What this task involves: Every record should be repeated exactly, except that pictures are left out.

Recorded data:
☆ ☆ ☆ ☆

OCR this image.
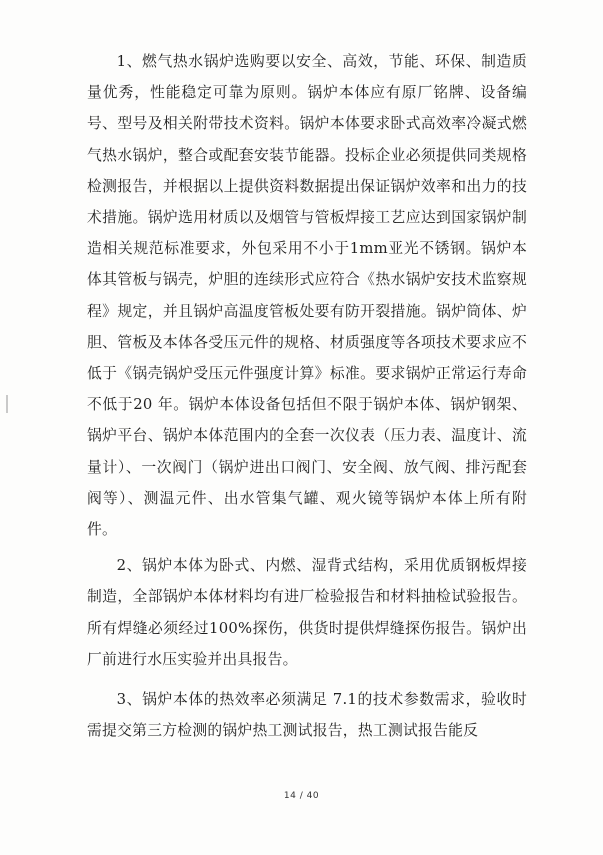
1、燃气热水锅炉选购要以安全、高效，节能、环保、制造质量优秀，性能稳定可靠为原则。锅炉本体应有原厂铭牌、设备编号、型号及相关附带技术资料。锅炉本体要求卧式高效率冷凝式燃气热水锅炉，整合或配套安装节能器。投标企业必须提供同类规格检测报告，并根据以上提供资料数据提出保证锅炉效率和出力的技术措施。锅炉选用材质以及烟管与管板焊接工艺应达到国家锅炉制造相关规范标准要求，外包采用不小于1mm亚光不锈钢。锅炉本体其管板与锅壳，炉胆的连续形式应符合《热水锅炉安技术监察规程》规定，并且锅炉高温度管板处要有防开裂措施。锅炉筒体、炉胆、管板及本体各受压元件的规格、材质强度等各项技术要求应不低于《锅壳锅炉受压元件强度计算》标准。要求锅炉正常运行寿命不低于20 年。锅炉本体设备包括但不限于锅炉本体、锅炉钢架、锅炉平台、锅炉本体范围内的全套一次仪表（压力表、温度计、流量计）、一次阀门（锅炉进出口阀门、安全阀、放气阀、排污配套阀等）、测温元件、出水管集气罐、观火镜等锅炉本体上所有附件。

2、锅炉本体为卧式、内燃、湿背式结构，采用优质钢板焊接制造，全部锅炉本体材料均有进厂检验报告和材料抽检试验报告。所有焊缝必须经过100%探伤，供货时提供焊缝探伤报告。锅炉出厂前进行水压实验并出具报告。

3、锅炉本体的热效率必须满足 7.1的技术参数需求，验收时需提交第三方检测的锅炉热工测试报告，热工测试报告能反

14 / 40
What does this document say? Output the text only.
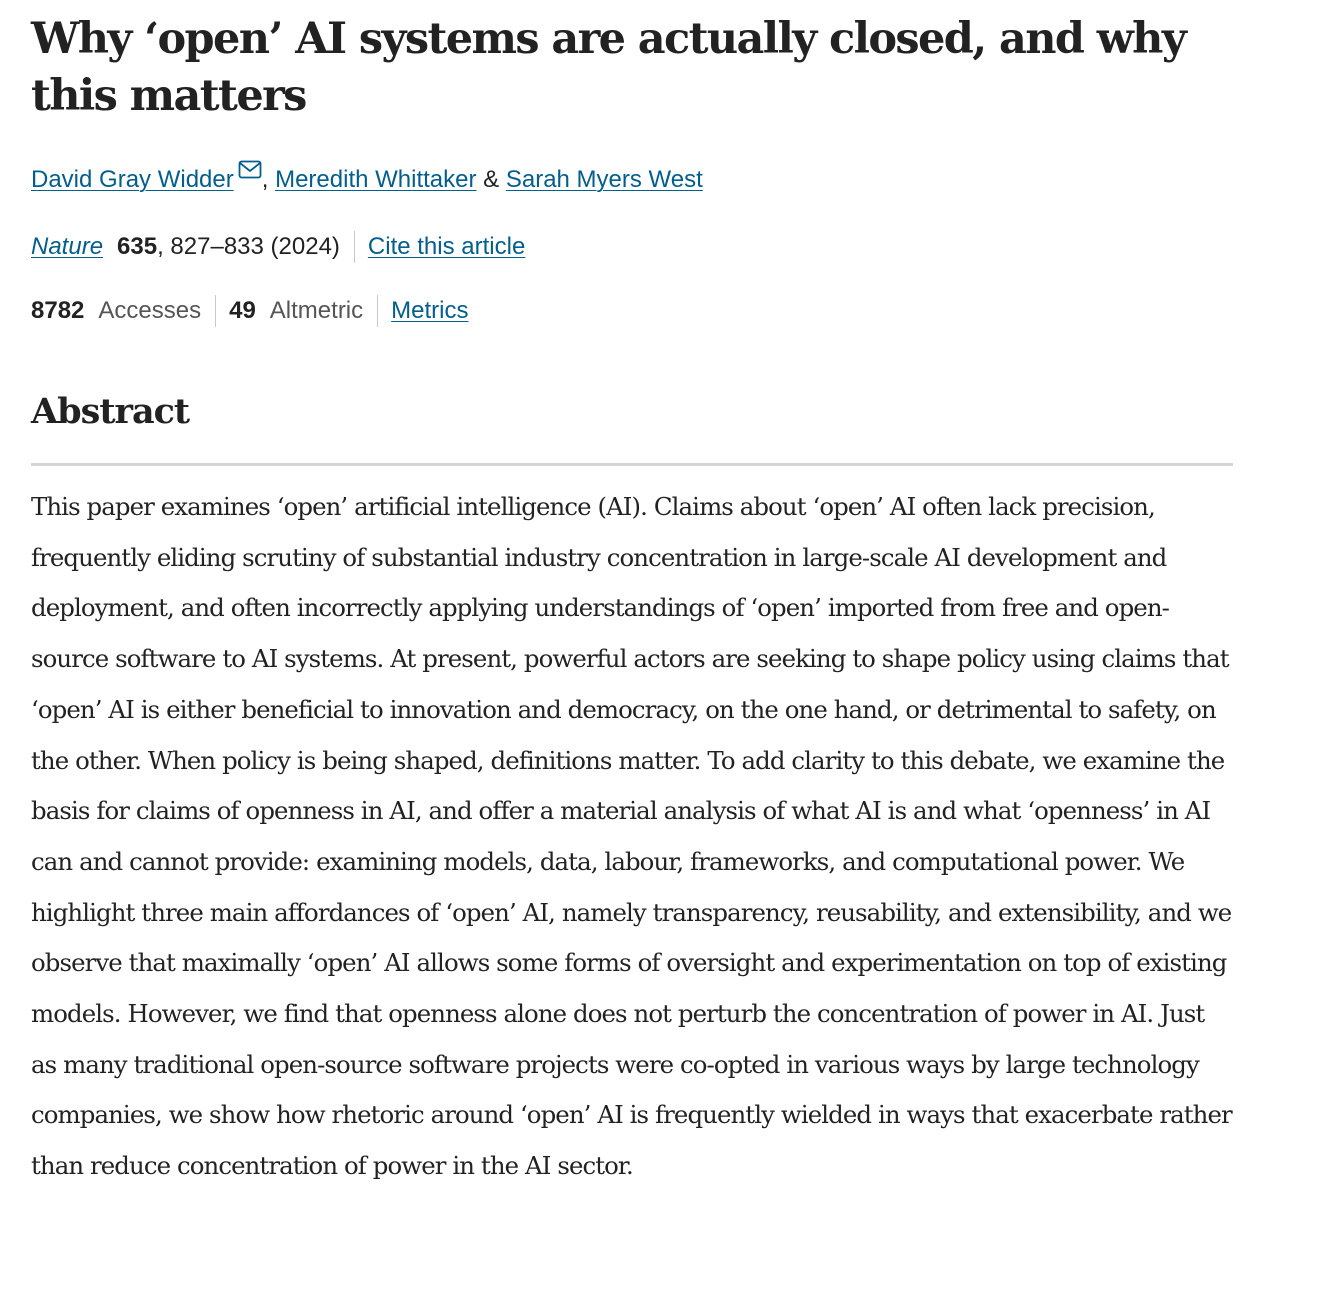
Why ‘open’ AI systems are actually closed, and why this matters
David Gray Widder , Meredith Whittaker & Sarah Myers West
Nature 635 , 827–833 (2024) Cite this article
8782 Accesses 49 Altmetric Metrics
Abstract

This paper examines ‘open’ artificial intelligence (AI). Claims about ‘open’ AI often lack precision, frequently eliding scrutiny of substantial industry concentration in large-scale AI development and deployment, and often incorrectly applying understandings of ‘open’ imported from free and open-source software to AI systems. At present, powerful actors are seeking to shape policy using claims that ‘open’ AI is either beneficial to innovation and democracy, on the one hand, or detrimental to safety, on the other. When policy is being shaped, definitions matter. To add clarity to this debate, we examine the basis for claims of openness in AI, and offer a material analysis of what AI is and what ‘openness’ in AI can and cannot provide: examining models, data, labour, frameworks, and computational power. We highlight three main affordances of ‘open’ AI, namely transparency, reusability, and extensibility, and we observe that maximally ‘open’ AI allows some forms of oversight and experimentation on top of existing models. However, we find that openness alone does not perturb the concentration of power in AI. Just as many traditional open-source software projects were co-opted in various ways by large technology companies, we show how rhetoric around ‘open’ AI is frequently wielded in ways that exacerbate rather than reduce concentration of power in the AI sector.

☆ ☆ ☆ ☆

Completed task:
OCR this image.
1、燃气热水锅炉选购要以安全、高效，节能、环保、制造质量优秀，性能稳定可靠为原则。锅炉本体应有原厂铭牌、设备编号、型号及相关附带技术资料。锅炉本体要求卧式高效率冷凝式燃气热水锅炉，整合或配套安装节能器。投标企业必须提供同类规格检测报告，并根据以上提供资料数据提出保证锅炉效率和出力的技术措施。锅炉选用材质以及烟管与管板焊接工艺应达到国家锅炉制造相关规范标准要求，外包采用不小于1mm亚光不锈钢。锅炉本体其管板与锅壳，炉胆的连续形式应符合《热水锅炉安技术监察规程》规定，并且锅炉高温度管板处要有防开裂措施。锅炉筒体、炉胆、管板及本体各受压元件的规格、材质强度等各项技术要求应不低于《锅壳锅炉受压元件强度计算》标准。要求锅炉正常运行寿命不低于20 年。锅炉本体设备包括但不限于锅炉本体、锅炉钢架、锅炉平台、锅炉本体范围内的全套一次仪表（压力表、温度计、流量计）、一次阀门（锅炉进出口阀门、安全阀、放气阀、排污配套阀等）、测温元件、出水管集气罐、观火镜等锅炉本体上所有附件。

2、锅炉本体为卧式、内燃、湿背式结构，采用优质钢板焊接制造，全部锅炉本体材料均有进厂检验报告和材料抽检试验报告。所有焊缝必须经过100%探伤，供货时提供焊缝探伤报告。锅炉出厂前进行水压实验并出具报告。

3、锅炉本体的热效率必须满足 7.1的技术参数需求，验收时需提交第三方检测的锅炉热工测试报告，热工测试报告能反

14 / 40
What does this document say? Output the text only.
Why ‘open’ AI systems are actually closed, and why this matters
David Gray Widder , Meredith Whittaker & Sarah Myers West
Nature 635 , 827–833 (2024) Cite this article
8782 Accesses 49 Altmetric Metrics
Abstract

This paper examines ‘open’ artificial intelligence (AI). Claims about ‘open’ AI often lack precision, frequently eliding scrutiny of substantial industry concentration in large-scale AI development and deployment, and often incorrectly applying understandings of ‘open’ imported from free and open-source software to AI systems. At present, powerful actors are seeking to shape policy using claims that ‘open’ AI is either beneficial to innovation and democracy, on the one hand, or detrimental to safety, on the other. When policy is being shaped, definitions matter. To add clarity to this debate, we examine the basis for claims of openness in AI, and offer a material analysis of what AI is and what ‘openness’ in AI can and cannot provide: examining models, data, labour, frameworks, and computational power. We highlight three main affordances of ‘open’ AI, namely transparency, reusability, and extensibility, and we observe that maximally ‘open’ AI allows some forms of oversight and experimentation on top of existing models. However, we find that openness alone does not perturb the concentration of power in AI. Just as many traditional open-source software projects were co-opted in various ways by large technology companies, we show how rhetoric around ‘open’ AI is frequently wielded in ways that exacerbate rather than reduce concentration of power in the AI sector.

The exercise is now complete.